[Task requirements] Which lines hold the word "erschien"? Show each of them.

Excerpt from a dataset
○ ○ ○ ○ ○ ○ ○

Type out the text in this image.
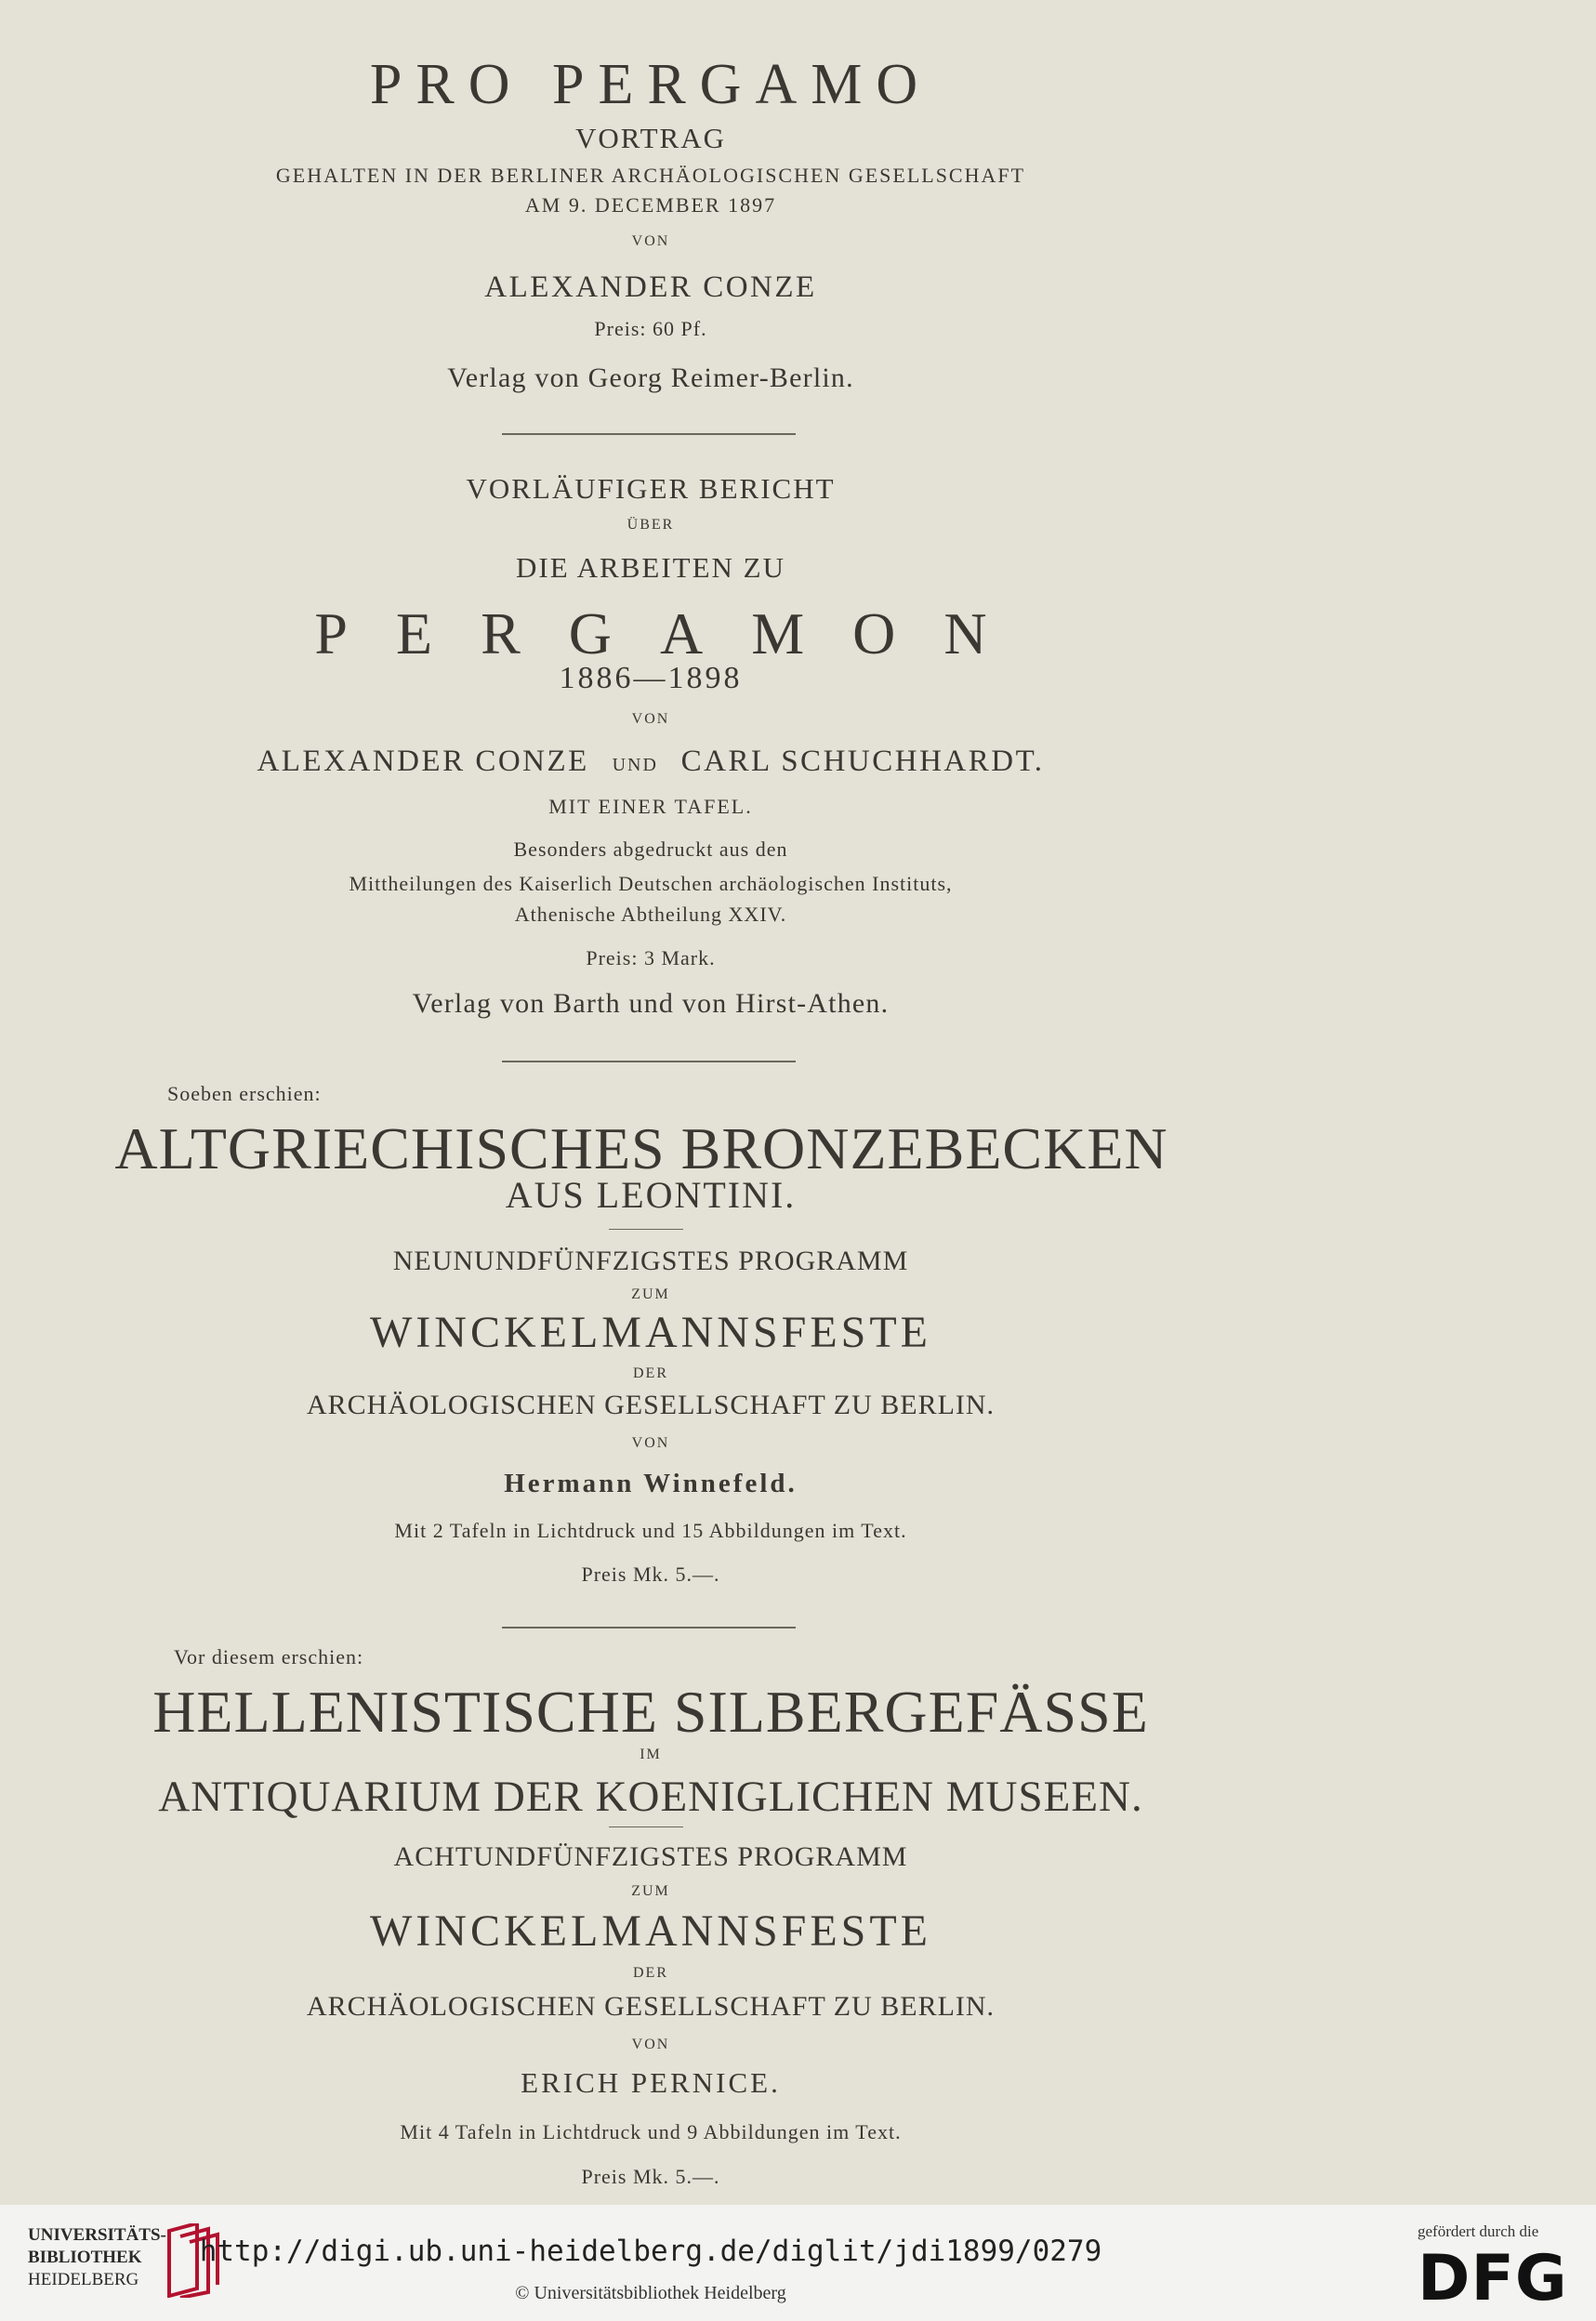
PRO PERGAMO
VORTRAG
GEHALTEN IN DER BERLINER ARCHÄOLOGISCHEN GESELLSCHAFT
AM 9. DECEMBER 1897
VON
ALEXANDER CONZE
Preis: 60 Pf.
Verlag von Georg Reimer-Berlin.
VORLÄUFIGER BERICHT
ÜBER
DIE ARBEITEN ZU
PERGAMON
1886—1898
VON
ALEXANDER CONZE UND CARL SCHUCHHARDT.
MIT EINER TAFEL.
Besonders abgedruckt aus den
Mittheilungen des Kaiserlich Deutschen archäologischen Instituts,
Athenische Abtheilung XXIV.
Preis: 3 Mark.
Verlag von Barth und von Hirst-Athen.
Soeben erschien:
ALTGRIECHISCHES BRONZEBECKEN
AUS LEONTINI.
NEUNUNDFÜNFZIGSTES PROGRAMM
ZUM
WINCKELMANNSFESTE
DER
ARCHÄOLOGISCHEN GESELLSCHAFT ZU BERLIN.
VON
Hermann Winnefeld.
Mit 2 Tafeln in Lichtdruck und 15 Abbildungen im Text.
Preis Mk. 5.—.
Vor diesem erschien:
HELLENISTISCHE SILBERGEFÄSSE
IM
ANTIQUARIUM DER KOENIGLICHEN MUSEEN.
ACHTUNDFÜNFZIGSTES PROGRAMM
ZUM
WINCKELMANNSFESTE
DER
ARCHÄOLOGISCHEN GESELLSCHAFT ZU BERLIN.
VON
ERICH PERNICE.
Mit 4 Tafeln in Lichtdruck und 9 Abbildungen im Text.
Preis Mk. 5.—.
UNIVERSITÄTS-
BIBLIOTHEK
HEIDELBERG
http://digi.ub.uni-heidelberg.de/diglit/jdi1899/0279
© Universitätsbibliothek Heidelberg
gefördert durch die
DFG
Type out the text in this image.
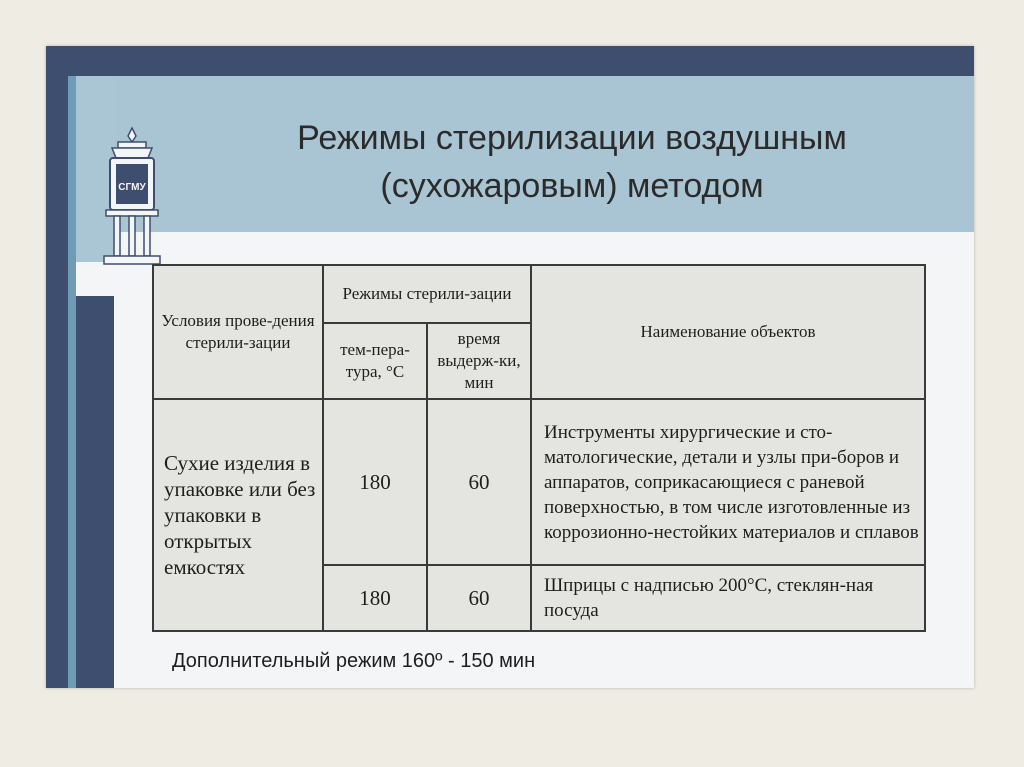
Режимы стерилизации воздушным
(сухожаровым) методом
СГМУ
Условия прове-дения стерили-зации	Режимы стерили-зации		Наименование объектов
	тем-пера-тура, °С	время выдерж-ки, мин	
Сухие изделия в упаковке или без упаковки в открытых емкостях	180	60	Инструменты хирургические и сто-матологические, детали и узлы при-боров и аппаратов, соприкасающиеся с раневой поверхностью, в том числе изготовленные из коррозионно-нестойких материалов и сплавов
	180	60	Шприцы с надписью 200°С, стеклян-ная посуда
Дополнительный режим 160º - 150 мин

○ ○ ○ ○ ○ ○ ○

[In response]
Soeben erschien:
Vor diesem erschien:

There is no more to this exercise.